(Recorded data)
## Start
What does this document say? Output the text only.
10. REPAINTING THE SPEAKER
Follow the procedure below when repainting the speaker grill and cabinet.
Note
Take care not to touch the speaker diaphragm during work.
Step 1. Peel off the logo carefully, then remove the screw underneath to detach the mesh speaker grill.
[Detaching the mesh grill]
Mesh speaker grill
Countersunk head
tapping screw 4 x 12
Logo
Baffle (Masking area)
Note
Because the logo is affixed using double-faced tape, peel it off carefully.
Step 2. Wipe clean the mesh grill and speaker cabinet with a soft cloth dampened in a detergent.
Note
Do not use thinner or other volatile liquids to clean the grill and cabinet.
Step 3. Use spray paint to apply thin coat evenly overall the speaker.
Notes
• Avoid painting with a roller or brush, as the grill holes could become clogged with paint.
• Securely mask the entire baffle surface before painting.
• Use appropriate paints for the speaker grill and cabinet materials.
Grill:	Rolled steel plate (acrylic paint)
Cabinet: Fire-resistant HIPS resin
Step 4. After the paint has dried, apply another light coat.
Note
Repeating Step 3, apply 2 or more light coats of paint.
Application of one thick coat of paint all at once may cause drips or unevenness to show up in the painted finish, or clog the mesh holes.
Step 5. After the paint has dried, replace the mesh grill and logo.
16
## End
# AIM
Using the listing above, work out how many of its lines include "Step", and give only the result.

# EXPECTED ANSWER
6